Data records
* BEGIN *
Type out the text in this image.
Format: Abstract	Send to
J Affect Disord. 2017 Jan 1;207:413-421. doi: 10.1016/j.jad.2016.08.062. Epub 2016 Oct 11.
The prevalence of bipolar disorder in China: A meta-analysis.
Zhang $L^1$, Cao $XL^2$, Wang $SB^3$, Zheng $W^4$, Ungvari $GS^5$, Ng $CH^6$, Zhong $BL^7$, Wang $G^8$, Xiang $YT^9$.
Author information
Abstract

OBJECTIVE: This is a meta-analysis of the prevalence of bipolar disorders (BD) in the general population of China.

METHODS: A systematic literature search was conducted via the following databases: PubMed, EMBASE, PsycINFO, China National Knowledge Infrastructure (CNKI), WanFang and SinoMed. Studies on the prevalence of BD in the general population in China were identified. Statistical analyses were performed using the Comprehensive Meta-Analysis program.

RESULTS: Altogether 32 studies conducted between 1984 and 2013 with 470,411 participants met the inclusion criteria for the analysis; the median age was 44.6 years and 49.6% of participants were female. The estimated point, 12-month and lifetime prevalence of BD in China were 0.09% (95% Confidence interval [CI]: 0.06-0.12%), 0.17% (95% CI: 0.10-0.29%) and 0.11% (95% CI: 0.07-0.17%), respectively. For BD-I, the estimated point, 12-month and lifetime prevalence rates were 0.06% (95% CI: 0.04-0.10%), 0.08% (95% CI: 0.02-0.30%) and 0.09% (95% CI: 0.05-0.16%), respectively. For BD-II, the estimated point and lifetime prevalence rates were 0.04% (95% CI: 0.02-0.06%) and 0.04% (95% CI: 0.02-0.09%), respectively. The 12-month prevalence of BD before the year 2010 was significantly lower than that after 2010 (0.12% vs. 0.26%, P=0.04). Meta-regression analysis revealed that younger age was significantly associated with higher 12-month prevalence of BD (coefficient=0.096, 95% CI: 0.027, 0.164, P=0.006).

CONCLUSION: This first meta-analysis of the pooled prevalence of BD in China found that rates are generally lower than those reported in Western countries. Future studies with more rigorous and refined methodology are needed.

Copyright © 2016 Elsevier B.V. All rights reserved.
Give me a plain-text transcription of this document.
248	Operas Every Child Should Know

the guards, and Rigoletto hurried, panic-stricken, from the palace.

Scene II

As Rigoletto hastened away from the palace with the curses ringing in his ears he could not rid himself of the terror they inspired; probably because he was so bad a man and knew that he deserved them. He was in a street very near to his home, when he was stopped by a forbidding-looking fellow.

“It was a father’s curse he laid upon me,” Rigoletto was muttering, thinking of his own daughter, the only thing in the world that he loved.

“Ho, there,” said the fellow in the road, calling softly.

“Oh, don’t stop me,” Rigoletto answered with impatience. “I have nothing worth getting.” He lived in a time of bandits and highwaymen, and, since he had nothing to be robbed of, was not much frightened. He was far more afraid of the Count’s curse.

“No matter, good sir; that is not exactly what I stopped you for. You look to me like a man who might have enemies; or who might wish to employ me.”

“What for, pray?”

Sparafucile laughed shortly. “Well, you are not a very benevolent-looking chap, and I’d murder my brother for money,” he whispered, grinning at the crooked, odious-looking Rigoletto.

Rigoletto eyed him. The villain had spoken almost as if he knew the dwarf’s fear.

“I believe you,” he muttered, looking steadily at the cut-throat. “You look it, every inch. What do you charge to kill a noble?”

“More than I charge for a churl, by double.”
* END *
▶ _Task goal_
Pick each line holding the word "prevalence" out of the listing.

▶ _Response to this task_
The prevalence of bipolar disorder in China: A meta-analysis.
OBJECTIVE: This is a meta-analysis of the prevalence of bipolar disorders (BD) in the general population of China.
METHODS: A systematic literature search was conducted via the following databases: PubMed, EMBASE, PsycINFO, China National Knowledge Infrastructure (CNKI), WanFang and SinoMed. Studies on the prevalence of BD in the general population in China were identified. Statistical analyses were performed using the Comprehensive Meta-Analysis program.
RESULTS: Altogether 32 studies conducted between 1984 and 2013 with 470,411 participants met the inclusion criteria for the analysis; the median age was 44.6 years and 49.6% of participants were female. The estimated point, 12-month and lifetime prevalence of BD in China were 0.09% (95% Confidence interval [CI]: 0.06-0.12%), 0.17% (95% CI: 0.10-0.29%) and 0.11% (95% CI: 0.07-0.17%), respectively. For BD-I, the estimated point, 12-month and lifetime prevalence rates were 0.06% (95% CI: 0.04-0.10%), 0.08% (95% CI: 0.02-0.30%) and 0.09% (95% CI: 0.05-0.16%), respectively. For BD-II, the estimated point and lifetime prevalence rates were 0.04% (95% CI: 0.02-0.06%) and 0.04% (95% CI: 0.02-0.09%), respectively. The 12-month prevalence of BD before the year 2010 was significantly lower than that after 2010 (0.12% vs. 0.26%, P=0.04). Meta-regression analysis revealed that younger age was significantly associated with higher 12-month prevalence of BD (coefficient=0.096, 95% CI: 0.027, 0.164, P=0.006).
CONCLUSION: This first meta-analysis of the pooled prevalence of BD in China found that rates are generally lower than those reported in Western countries. Future studies with more rigorous and refined methodology are needed.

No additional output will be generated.